Figure dataset records
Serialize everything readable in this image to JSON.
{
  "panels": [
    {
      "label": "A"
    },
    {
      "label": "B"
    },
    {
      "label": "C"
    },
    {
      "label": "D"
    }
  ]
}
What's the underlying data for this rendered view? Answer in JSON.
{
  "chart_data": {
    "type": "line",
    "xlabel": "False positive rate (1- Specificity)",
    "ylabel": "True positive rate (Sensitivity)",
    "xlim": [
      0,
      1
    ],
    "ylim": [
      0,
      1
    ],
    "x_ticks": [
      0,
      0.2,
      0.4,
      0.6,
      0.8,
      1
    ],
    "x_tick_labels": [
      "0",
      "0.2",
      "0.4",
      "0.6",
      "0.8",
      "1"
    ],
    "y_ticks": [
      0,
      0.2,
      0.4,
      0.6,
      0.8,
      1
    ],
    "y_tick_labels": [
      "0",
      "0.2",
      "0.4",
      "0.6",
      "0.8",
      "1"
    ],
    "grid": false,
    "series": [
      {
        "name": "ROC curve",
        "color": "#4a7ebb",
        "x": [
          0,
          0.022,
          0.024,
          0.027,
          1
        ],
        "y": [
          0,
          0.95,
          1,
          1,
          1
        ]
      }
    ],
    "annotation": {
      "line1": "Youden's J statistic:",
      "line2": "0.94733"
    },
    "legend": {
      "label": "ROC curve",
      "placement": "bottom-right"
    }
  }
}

§ **WHAT THIS TASK INVOLVES**
Copy in full each line that holds the word "JSON".

§ **SOLUTION FOR THIS TASK**
Serialize everything readable in this image to JSON.
What's the underlying data for this rendered view? Answer in JSON.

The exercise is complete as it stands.